Stated problem »
All entries below are to be set down again, identical to the source.

--- Data provided ---

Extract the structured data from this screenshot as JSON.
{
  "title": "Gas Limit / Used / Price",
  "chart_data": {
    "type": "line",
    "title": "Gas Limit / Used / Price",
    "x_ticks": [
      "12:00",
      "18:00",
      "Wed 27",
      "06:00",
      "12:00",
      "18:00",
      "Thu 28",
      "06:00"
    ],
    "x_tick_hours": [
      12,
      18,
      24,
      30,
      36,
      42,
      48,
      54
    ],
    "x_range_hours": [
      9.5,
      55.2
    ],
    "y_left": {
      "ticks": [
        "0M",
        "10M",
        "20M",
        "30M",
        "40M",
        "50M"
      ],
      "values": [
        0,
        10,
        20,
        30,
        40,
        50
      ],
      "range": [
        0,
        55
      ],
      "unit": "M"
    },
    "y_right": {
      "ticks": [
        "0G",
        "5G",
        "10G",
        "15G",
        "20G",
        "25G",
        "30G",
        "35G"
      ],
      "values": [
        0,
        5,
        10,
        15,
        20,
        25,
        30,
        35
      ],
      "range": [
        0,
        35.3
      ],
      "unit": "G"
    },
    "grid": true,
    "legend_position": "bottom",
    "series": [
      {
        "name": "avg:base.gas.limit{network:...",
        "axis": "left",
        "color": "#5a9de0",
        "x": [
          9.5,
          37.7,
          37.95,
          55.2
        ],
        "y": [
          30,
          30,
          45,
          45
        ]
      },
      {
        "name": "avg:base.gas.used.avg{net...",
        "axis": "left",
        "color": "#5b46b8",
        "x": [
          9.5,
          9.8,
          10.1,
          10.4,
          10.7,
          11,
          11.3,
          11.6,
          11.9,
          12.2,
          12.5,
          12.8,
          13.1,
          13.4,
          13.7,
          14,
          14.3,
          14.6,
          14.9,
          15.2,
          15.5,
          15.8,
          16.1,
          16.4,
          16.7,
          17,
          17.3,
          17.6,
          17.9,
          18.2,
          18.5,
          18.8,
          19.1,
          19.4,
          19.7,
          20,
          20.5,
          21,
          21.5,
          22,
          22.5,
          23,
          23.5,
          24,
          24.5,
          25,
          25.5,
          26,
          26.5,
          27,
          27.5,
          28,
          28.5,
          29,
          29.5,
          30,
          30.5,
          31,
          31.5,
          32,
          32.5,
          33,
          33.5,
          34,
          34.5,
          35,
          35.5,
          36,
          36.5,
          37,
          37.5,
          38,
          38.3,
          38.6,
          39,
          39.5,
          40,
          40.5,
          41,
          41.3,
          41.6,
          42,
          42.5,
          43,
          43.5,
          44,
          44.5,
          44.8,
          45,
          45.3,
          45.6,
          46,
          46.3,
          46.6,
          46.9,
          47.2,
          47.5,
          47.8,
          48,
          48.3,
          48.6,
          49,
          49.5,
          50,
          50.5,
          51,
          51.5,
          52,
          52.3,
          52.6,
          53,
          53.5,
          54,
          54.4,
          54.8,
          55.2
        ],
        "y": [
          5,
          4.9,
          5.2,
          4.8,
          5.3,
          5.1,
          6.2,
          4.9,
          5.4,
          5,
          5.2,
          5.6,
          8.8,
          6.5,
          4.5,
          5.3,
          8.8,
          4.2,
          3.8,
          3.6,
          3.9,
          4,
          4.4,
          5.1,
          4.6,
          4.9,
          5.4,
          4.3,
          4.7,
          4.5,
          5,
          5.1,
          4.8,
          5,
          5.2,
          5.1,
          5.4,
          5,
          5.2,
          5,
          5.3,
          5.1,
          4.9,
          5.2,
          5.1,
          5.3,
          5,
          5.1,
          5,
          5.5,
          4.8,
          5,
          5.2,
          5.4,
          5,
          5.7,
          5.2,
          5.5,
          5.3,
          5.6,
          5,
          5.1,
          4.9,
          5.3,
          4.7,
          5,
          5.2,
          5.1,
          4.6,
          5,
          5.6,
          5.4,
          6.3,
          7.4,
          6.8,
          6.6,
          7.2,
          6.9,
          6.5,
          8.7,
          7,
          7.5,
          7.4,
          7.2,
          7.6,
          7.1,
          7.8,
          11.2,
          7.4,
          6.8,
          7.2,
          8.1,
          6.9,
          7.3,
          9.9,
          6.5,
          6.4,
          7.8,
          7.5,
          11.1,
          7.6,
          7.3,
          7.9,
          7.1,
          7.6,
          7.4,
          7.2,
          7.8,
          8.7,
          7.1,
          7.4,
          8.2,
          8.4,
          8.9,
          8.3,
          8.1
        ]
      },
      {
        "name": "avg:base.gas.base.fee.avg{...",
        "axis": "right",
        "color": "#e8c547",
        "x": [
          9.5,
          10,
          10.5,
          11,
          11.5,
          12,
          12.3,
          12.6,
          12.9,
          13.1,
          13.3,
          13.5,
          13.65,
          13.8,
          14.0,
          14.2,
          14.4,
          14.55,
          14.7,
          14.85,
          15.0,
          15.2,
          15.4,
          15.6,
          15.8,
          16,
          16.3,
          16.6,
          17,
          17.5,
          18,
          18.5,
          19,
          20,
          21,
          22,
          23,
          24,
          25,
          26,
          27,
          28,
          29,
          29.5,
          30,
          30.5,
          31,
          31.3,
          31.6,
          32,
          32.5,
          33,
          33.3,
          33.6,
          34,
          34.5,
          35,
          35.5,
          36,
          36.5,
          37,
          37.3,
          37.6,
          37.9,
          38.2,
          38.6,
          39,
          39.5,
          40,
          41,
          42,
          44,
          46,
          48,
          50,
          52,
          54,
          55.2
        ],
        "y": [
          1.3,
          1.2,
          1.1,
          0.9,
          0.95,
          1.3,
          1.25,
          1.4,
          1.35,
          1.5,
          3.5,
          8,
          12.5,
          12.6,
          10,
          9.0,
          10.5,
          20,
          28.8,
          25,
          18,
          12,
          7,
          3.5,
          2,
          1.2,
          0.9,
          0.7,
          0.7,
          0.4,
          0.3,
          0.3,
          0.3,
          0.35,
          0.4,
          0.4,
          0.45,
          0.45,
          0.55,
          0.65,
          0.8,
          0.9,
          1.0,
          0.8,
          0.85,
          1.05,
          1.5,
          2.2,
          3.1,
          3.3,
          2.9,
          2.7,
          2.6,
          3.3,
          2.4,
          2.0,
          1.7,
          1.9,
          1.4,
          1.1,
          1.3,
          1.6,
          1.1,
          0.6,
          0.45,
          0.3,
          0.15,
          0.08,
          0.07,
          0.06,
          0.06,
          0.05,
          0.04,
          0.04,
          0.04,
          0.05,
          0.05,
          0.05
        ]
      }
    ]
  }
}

---

Task response »
Extract the structured data from this screenshot as JSON.
{
  "title": "Gas Limit / Used / Price",
  "chart_data": {
    "type": "line",
    "title": "Gas Limit / Used / Price",
    "x_ticks": [
      "12:00",
      "18:00",
      "Wed 27",
      "06:00",
      "12:00",
      "18:00",
      "Thu 28",
      "06:00"
    ],
    "x_tick_hours": [
      12,
      18,
      24,
      30,
      36,
      42,
      48,
      54
    ],
    "x_range_hours": [
      9.5,
      55.2
    ],
    "y_left": {
      "ticks": [
        "0M",
        "10M",
        "20M",
        "30M",
        "40M",
        "50M"
      ],
      "values": [
        0,
        10,
        20,
        30,
        40,
        50
      ],
      "range": [
        0,
        55
      ],
      "unit": "M"
    },
    "y_right": {
      "ticks": [
        "0G",
        "5G",
        "10G",
        "15G",
        "20G",
        "25G",
        "30G",
        "35G"
      ],
      "values": [
        0,
        5,
        10,
        15,
        20,
        25,
        30,
        35
      ],
      "range": [
        0,
        35.3
      ],
      "unit": "G"
    },
    "grid": true,
    "legend_position": "bottom",
    "series": [
      {
        "name": "avg:base.gas.limit{network:...",
        "axis": "left",
        "color": "#5a9de0",
        "x": [
          9.5,
          37.7,
          37.95,
          55.2
        ],
        "y": [
          30,
          30,
          45,
          45
        ]
      },
      {
        "name": "avg:base.gas.used.avg{net...",
        "axis": "left",
        "color": "#5b46b8",
        "x": [
          9.5,
          9.8,
          10.1,
          10.4,
          10.7,
          11,
          11.3,
          11.6,
          11.9,
          12.2,
          12.5,
          12.8,
          13.1,
          13.4,
          13.7,
          14,
          14.3,
          14.6,
          14.9,
          15.2,
          15.5,
          15.8,
          16.1,
          16.4,
          16.7,
          17,
          17.3,
          17.6,
          17.9,
          18.2,
          18.5,
          18.8,
          19.1,
          19.4,
          19.7,
          20,
          20.5,
          21,
          21.5,
          22,
          22.5,
          23,
          23.5,
          24,
          24.5,
          25,
          25.5,
          26,
          26.5,
          27,
          27.5,
          28,
          28.5,
          29,
          29.5,
          30,
          30.5,
          31,
          31.5,
          32,
          32.5,
          33,
          33.5,
          34,
          34.5,
          35,
          35.5,
          36,
          36.5,
          37,
          37.5,
          38,
          38.3,
          38.6,
          39,
          39.5,
          40,
          40.5,
          41,
          41.3,
          41.6,
          42,
          42.5,
          43,
          43.5,
          44,
          44.5,
          44.8,
          45,
          45.3,
          45.6,
          46,
          46.3,
          46.6,
          46.9,
          47.2,
          47.5,
          47.8,
          48,
          48.3,
          48.6,
          49,
          49.5,
          50,
          50.5,
          51,
          51.5,
          52,
          52.3,
          52.6,
          53,
          53.5,
          54,
          54.4,
          54.8,
          55.2
        ],
        "y": [
          5,
          4.9,
          5.2,
          4.8,
          5.3,
          5.1,
          6.2,
          4.9,
          5.4,
          5,
          5.2,
          5.6,
          8.8,
          6.5,
          4.5,
          5.3,
          8.8,
          4.2,
          3.8,
          3.6,
          3.9,
          4,
          4.4,
          5.1,
          4.6,
          4.9,
          5.4,
          4.3,
          4.7,
          4.5,
          5,
          5.1,
          4.8,
          5,
          5.2,
          5.1,
          5.4,
          5,
          5.2,
          5,
          5.3,
          5.1,
          4.9,
          5.2,
          5.1,
          5.3,
          5,
          5.1,
          5,
          5.5,
          4.8,
          5,
          5.2,
          5.4,
          5,
          5.7,
          5.2,
          5.5,
          5.3,
          5.6,
          5,
          5.1,
          4.9,
          5.3,
          4.7,
          5,
          5.2,
          5.1,
          4.6,
          5,
          5.6,
          5.4,
          6.3,
          7.4,
          6.8,
          6.6,
          7.2,
          6.9,
          6.5,
          8.7,
          7,
          7.5,
          7.4,
          7.2,
          7.6,
          7.1,
          7.8,
          11.2,
          7.4,
          6.8,
          7.2,
          8.1,
          6.9,
          7.3,
          9.9,
          6.5,
          6.4,
          7.8,
          7.5,
          11.1,
          7.6,
          7.3,
          7.9,
          7.1,
          7.6,
          7.4,
          7.2,
          7.8,
          8.7,
          7.1,
          7.4,
          8.2,
          8.4,
          8.9,
          8.3,
          8.1
        ]
      },
      {
        "name": "avg:base.gas.base.fee.avg{...",
        "axis": "right",
        "color": "#e8c547",
        "x": [
          9.5,
          10,
          10.5,
          11,
          11.5,
          12,
          12.3,
          12.6,
          12.9,
          13.1,
          13.3,
          13.5,
          13.65,
          13.8,
          14.0,
          14.2,
          14.4,
          14.55,
          14.7,
          14.85,
          15.0,
          15.2,
          15.4,
          15.6,
          15.8,
          16,
          16.3,
          16.6,
          17,
          17.5,
          18,
          18.5,
          19,
          20,
          21,
          22,
          23,
          24,
          25,
          26,
          27,
          28,
          29,
          29.5,
          30,
          30.5,
          31,
          31.3,
          31.6,
          32,
          32.5,
          33,
          33.3,
          33.6,
          34,
          34.5,
          35,
          35.5,
          36,
          36.5,
          37,
          37.3,
          37.6,
          37.9,
          38.2,
          38.6,
          39,
          39.5,
          40,
          41,
          42,
          44,
          46,
          48,
          50,
          52,
          54,
          55.2
        ],
        "y": [
          1.3,
          1.2,
          1.1,
          0.9,
          0.95,
          1.3,
          1.25,
          1.4,
          1.35,
          1.5,
          3.5,
          8,
          12.5,
          12.6,
          10,
          9.0,
          10.5,
          20,
          28.8,
          25,
          18,
          12,
          7,
          3.5,
          2,
          1.2,
          0.9,
          0.7,
          0.7,
          0.4,
          0.3,
          0.3,
          0.3,
          0.35,
          0.4,
          0.4,
          0.45,
          0.45,
          0.55,
          0.65,
          0.8,
          0.9,
          1.0,
          0.8,
          0.85,
          1.05,
          1.5,
          2.2,
          3.1,
          3.3,
          2.9,
          2.7,
          2.6,
          3.3,
          2.4,
          2.0,
          1.7,
          1.9,
          1.4,
          1.1,
          1.3,
          1.6,
          1.1,
          0.6,
          0.45,
          0.3,
          0.15,
          0.08,
          0.07,
          0.06,
          0.06,
          0.05,
          0.04,
          0.04,
          0.04,
          0.05,
          0.05,
          0.05
        ]
      }
    ]
  }
}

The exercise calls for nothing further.